Task instructions:
Read the records and gather each line that includes "ylabel".

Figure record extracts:

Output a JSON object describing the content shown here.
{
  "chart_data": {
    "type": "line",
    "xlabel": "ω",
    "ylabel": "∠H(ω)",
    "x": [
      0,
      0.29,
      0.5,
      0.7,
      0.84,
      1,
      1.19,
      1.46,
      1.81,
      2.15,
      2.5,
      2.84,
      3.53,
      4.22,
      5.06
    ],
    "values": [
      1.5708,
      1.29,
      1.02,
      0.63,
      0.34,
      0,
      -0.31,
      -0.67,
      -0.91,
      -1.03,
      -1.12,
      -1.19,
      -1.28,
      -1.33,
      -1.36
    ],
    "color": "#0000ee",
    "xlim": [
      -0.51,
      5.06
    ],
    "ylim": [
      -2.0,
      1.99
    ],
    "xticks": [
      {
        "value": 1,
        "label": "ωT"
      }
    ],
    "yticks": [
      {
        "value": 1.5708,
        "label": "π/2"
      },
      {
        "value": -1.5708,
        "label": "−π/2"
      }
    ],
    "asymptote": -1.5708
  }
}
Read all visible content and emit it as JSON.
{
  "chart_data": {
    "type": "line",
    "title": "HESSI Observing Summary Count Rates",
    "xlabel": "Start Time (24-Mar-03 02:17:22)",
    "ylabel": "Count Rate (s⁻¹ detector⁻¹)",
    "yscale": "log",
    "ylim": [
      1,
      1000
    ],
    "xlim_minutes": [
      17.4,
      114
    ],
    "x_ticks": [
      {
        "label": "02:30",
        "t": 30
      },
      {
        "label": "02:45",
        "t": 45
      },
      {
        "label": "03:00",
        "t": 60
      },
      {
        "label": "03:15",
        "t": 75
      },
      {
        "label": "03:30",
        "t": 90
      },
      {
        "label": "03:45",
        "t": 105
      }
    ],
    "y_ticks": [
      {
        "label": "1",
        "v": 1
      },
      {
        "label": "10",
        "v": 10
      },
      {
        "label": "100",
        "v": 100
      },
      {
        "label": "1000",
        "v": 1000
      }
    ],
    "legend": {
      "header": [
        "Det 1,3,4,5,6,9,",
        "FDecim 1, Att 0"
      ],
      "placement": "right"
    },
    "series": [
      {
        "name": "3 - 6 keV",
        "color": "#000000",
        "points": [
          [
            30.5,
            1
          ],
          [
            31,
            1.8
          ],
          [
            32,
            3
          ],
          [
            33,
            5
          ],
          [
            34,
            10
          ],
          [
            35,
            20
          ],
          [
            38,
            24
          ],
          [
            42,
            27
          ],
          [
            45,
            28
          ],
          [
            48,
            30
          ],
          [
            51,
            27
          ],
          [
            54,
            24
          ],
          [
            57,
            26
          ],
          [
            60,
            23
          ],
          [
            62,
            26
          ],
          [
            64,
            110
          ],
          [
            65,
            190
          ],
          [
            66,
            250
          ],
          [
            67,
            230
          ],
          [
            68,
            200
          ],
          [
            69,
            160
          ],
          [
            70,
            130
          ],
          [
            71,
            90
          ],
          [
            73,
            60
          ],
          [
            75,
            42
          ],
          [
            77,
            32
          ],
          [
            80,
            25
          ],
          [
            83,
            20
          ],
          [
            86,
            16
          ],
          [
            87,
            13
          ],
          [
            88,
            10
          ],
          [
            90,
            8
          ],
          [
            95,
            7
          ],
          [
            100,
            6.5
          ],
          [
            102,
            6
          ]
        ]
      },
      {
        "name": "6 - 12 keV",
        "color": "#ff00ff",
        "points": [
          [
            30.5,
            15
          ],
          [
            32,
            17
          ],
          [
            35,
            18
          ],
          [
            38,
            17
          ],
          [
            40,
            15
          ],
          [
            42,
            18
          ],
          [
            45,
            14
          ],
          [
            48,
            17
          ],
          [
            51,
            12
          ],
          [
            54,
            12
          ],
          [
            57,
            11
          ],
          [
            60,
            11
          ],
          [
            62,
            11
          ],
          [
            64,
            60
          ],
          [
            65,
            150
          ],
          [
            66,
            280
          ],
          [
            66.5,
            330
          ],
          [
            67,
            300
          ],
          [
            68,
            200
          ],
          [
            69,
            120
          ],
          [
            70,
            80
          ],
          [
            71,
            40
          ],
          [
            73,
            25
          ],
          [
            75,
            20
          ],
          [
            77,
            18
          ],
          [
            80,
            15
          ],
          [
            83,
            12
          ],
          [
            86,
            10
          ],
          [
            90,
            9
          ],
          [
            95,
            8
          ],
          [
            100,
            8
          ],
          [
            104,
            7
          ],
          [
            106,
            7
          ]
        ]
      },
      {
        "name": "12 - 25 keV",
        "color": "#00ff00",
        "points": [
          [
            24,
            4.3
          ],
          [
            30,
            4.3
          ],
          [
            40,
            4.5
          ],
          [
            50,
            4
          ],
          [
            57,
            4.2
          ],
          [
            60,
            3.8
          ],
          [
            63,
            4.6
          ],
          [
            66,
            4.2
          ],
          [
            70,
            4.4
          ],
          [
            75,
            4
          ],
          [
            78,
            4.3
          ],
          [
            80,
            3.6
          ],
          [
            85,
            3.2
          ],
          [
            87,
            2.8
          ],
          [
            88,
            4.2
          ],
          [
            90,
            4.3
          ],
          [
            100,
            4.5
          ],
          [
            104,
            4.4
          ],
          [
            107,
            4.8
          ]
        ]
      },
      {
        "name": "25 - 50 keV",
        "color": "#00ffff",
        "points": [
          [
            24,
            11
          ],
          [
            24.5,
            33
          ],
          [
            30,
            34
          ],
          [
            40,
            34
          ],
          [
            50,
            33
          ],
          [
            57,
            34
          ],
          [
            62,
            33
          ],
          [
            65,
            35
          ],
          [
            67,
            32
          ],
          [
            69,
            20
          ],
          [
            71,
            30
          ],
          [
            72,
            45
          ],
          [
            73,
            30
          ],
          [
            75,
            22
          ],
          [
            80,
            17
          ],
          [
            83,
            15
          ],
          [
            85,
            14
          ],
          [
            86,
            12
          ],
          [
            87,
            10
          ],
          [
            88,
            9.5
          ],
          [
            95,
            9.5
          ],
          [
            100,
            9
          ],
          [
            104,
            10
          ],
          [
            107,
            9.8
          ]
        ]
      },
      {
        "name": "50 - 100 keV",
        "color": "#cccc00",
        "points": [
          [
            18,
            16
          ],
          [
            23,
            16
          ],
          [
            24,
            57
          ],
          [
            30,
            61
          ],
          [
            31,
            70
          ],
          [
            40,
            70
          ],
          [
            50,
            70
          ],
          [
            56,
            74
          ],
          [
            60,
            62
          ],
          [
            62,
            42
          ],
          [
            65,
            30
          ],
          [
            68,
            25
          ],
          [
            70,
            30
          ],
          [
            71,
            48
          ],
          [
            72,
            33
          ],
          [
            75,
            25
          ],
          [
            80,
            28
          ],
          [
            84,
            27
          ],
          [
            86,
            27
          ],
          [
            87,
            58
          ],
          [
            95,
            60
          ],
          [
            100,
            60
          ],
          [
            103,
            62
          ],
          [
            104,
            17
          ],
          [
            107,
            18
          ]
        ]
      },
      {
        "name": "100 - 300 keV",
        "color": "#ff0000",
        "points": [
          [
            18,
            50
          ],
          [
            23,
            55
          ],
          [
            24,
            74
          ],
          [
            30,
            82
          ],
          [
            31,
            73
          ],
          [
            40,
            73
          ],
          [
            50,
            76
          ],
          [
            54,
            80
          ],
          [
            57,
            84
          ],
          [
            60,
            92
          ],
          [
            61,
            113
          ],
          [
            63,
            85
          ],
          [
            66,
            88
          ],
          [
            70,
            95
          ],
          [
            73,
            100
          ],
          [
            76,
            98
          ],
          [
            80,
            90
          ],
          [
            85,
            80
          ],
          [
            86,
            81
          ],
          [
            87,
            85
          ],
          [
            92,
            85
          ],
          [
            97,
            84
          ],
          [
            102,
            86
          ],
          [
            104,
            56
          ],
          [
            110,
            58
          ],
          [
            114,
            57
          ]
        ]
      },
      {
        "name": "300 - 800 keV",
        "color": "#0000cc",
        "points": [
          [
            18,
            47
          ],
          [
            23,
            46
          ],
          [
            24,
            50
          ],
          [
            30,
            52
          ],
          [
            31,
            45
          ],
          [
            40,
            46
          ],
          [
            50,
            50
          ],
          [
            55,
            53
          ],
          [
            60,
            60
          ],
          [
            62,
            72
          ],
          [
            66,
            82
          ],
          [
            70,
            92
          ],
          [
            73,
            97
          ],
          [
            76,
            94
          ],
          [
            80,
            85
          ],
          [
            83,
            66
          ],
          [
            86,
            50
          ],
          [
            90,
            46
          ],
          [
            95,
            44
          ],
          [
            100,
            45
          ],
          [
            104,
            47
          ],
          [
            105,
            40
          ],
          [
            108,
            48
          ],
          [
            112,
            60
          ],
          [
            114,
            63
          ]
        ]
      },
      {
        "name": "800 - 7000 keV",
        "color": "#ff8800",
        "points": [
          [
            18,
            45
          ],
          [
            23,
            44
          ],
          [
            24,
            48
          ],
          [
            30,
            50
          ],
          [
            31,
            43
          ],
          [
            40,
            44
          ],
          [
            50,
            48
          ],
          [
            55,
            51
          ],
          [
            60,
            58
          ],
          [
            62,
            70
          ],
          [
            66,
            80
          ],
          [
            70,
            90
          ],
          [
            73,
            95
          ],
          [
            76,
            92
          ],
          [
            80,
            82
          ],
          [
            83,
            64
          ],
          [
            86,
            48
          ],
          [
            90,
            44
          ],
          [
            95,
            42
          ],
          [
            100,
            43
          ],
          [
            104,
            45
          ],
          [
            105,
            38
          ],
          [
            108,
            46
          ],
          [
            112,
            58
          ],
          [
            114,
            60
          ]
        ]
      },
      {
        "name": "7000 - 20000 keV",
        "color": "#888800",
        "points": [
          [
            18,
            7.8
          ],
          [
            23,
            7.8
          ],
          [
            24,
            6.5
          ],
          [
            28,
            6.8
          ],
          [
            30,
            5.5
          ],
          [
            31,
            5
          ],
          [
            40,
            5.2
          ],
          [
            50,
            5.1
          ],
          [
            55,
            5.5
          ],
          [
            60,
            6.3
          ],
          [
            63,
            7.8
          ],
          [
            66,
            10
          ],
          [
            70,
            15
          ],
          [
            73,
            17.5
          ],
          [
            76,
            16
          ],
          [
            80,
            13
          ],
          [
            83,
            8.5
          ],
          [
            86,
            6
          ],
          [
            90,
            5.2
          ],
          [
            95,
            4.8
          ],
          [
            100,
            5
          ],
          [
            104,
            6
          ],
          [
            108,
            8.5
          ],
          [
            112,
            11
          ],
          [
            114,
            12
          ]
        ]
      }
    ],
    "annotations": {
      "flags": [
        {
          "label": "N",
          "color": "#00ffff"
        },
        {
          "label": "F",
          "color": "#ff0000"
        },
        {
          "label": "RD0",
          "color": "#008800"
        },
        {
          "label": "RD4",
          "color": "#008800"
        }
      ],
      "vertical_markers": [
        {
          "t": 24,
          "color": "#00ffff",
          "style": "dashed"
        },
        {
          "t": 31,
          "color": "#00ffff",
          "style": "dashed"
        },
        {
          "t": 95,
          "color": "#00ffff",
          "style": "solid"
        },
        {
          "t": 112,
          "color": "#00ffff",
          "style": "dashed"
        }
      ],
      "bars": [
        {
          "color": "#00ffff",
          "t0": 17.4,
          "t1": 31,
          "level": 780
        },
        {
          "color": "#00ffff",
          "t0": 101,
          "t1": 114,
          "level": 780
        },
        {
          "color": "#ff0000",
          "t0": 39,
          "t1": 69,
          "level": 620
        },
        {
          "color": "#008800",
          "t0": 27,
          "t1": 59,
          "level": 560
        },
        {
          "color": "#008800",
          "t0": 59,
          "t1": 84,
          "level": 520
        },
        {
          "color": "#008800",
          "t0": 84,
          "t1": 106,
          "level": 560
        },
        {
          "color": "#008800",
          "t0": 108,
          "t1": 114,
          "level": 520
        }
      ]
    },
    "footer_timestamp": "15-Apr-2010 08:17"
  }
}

---

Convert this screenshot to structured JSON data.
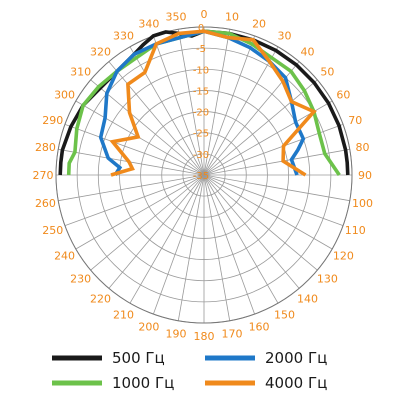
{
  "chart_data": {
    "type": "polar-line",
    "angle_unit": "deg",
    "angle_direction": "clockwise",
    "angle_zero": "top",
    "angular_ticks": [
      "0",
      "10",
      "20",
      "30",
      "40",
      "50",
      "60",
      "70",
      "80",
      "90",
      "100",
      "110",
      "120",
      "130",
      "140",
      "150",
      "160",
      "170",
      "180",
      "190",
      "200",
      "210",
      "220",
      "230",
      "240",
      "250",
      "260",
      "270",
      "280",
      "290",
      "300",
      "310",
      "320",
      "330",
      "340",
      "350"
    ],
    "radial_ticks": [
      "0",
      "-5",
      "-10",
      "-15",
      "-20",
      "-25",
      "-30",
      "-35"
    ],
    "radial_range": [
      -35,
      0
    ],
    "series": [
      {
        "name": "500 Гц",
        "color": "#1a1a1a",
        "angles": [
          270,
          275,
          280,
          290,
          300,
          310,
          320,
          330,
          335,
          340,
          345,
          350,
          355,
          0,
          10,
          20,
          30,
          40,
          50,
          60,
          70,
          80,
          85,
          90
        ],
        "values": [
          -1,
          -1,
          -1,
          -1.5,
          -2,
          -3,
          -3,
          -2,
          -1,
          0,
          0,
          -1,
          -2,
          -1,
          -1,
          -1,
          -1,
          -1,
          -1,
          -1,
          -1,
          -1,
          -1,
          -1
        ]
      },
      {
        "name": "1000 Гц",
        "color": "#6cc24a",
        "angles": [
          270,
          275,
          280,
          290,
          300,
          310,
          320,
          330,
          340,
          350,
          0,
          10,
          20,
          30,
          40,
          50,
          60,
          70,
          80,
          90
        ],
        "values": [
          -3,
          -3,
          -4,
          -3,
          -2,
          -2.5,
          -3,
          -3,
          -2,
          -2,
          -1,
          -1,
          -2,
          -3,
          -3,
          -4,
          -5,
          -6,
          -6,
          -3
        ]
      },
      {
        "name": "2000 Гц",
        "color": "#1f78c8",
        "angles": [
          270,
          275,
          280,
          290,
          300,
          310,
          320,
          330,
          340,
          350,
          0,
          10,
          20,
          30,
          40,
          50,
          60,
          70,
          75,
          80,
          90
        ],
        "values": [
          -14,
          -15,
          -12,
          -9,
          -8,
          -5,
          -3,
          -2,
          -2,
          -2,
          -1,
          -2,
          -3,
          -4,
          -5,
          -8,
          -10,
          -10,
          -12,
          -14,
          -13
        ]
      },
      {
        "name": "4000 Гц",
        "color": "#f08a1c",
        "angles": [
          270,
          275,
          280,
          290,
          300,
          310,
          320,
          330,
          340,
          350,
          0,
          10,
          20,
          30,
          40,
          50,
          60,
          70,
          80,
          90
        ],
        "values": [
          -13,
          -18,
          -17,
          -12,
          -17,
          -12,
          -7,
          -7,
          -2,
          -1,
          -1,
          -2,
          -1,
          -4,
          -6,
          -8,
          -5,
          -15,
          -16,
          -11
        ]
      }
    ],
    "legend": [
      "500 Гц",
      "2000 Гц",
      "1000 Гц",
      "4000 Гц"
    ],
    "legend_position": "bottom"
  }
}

Finished task:
    "ylabel": "∠H(ω)",
    "ylabel": "Count Rate (s⁻¹ detector⁻¹)",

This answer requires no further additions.